_YOUR TASK_
In the blog post, a wing of which prison is proposed as London accommodation for MPs?

Friday, 29 May 2009

Action required!

The very morning after the strange prophetic half-dream about the lovely, lovely, lovely Stephen Thomson relentlessly grilling a blind lady who in the dream was Jeff Hilson's friend (though not really - not Jeff's fault he's lovely!) about wiping her bottom comes this bombshell. The bombshell, in a nutshell, is that when it comes to protecting minority interests against corporate rapaciousness and lobbyist gimme-gimmes, Barack Obama and the people are no longer on the same page. Or are we? We can't know, because we're blind and he's seized our gizmos, no doubt fearing the penetrating critiques of the erudite visually impaired who are immune to many of his charm ray attacks.

Come on people, stop them with the internets then smooch!

Friday, 15 May 2009

Dappy Ideas for Democracy no. 2

I don't want scapegoats -- unless it's an entire "state"-goat!! -- & I don't want David Cameron's "swift" resolution; I want the very bright limelight which our voluptuous political class currently enjoys to linger for an uncomfortably long time, almost as if up in the techie box someone had missed the cue for a scene change, or was dead.

Despite that hope, I can't help sharing an idea which I'm sure will attract a prompt and deep consensus, and solve at least part of the problem. MPs must of course maintain a home in their constituencies, but also must be accommodated when they come to London, unless they have Skype, to sit in parliament. A wing of HMP Pentonville should be adapted for this latter purpose.

Dostoyevsky's old saw, "the degree of civilization in a society can be judged by entering its prisons," is a background rationale, as is a long republican-democratic tradition associating public office with private austerity, as is the issue of securely housing our public officials till the war on terror is won. But I'm mainly thinking of the system of parallels between parliament's legislative activities (ROFLMAO) and the practice of release on temporary licence (ROTL).

Like the incarcerated, our representative legislators (1) may pose a threat to society (though the mix of powers & inclinations may be significantly different) and so must be contained by a system of checks and balances, including a separation of powers, high walls, dogs and machine guns; (2) owe a substantial debt to society (beyond the obligations of citizenship); (3) function to deter socially disruptive uses of power through those same uses (raison d'état ought to preempt, and delegitimise, vigilantism and private militarism -- still a little muddled about this one); (4) face the imperative of internalising a complex and alien texture of normativity and organising it as objectively meaningful morality (the "recuperative" goal of sentencing); (5) use cigarrettes as currency and have tattoos which signal gang loyalties. Nonetheless, there are circumstances where it becomes impractical to keep an elected representative or a criminal locked up.

I am available to head a commission!

Maybe we could also involve Dostoyevsky's new Saw! "When Don Touhig MP wakes up, he discovers that his head has been sealed in a box, which quickly begins to fill with water. A self-administered tracheotomy using a pen keeps him breathing until the Chief Whip arrives at the Gideon meatpacking plant . . ."

Dataset entries:
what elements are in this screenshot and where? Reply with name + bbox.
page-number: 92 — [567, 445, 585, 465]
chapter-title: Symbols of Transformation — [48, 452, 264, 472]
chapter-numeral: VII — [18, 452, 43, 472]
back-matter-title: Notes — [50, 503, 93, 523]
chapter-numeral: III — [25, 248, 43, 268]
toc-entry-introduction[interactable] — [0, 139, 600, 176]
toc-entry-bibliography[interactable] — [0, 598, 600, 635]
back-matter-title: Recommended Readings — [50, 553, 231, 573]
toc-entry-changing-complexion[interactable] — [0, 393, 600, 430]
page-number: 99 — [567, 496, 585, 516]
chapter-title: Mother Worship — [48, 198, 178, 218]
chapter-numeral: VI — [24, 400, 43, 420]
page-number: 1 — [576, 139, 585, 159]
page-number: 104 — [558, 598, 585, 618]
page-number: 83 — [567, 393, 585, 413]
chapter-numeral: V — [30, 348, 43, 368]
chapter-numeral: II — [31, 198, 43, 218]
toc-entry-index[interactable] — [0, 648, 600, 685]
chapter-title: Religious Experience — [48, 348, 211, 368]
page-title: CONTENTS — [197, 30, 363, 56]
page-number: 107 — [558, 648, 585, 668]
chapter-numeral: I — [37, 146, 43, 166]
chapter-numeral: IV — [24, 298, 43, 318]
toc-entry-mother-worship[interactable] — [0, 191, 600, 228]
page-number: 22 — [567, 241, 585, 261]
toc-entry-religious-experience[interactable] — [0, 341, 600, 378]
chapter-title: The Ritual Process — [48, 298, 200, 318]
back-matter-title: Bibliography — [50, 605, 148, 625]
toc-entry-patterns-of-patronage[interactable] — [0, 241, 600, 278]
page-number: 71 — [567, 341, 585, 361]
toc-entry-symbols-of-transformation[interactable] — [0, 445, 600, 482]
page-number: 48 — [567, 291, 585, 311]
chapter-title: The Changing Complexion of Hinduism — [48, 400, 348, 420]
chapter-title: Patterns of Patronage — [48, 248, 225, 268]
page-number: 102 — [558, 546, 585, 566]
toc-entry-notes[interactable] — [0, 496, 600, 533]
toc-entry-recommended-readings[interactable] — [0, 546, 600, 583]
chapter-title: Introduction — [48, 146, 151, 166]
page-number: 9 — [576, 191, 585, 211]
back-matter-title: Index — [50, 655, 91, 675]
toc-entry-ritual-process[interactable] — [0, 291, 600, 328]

---

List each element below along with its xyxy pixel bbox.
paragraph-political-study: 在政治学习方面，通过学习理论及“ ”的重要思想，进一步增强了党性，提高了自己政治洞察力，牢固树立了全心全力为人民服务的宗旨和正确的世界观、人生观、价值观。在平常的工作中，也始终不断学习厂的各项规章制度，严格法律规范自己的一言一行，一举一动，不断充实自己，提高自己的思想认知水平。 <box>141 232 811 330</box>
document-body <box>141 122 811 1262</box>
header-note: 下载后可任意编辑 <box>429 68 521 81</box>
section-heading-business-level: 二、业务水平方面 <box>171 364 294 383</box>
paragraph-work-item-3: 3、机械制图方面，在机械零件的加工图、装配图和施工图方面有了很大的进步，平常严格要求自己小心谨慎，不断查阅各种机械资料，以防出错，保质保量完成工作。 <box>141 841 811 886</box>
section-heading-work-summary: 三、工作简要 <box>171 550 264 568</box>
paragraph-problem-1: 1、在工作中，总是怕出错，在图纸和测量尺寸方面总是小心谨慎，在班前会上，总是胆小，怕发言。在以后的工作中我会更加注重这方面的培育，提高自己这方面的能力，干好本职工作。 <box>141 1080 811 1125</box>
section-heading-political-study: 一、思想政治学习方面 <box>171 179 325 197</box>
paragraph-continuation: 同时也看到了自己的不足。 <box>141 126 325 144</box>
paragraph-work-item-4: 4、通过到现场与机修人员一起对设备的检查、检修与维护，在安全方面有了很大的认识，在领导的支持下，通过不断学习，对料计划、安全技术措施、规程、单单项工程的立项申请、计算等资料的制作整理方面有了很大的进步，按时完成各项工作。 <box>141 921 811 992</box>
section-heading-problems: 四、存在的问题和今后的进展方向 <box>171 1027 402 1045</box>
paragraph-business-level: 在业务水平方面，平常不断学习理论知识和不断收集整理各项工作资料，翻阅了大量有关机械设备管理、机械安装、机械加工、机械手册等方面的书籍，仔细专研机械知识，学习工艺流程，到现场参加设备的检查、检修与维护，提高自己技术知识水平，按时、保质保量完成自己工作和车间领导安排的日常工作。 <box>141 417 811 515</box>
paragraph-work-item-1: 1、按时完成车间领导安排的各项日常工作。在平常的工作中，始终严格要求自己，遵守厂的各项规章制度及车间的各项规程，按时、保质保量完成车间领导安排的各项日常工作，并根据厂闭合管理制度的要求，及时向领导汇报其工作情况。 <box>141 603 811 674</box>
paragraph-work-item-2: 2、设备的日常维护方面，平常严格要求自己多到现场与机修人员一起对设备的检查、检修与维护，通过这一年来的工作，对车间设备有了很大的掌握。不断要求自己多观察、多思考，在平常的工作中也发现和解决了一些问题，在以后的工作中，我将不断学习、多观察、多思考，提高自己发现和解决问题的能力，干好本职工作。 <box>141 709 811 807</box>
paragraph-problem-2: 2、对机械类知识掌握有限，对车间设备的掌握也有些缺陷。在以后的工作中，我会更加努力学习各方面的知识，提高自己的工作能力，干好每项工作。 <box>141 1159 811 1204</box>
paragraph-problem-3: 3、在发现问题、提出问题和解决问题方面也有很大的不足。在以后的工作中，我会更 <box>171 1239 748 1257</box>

_THE RESPONSE_
HMP Pentonville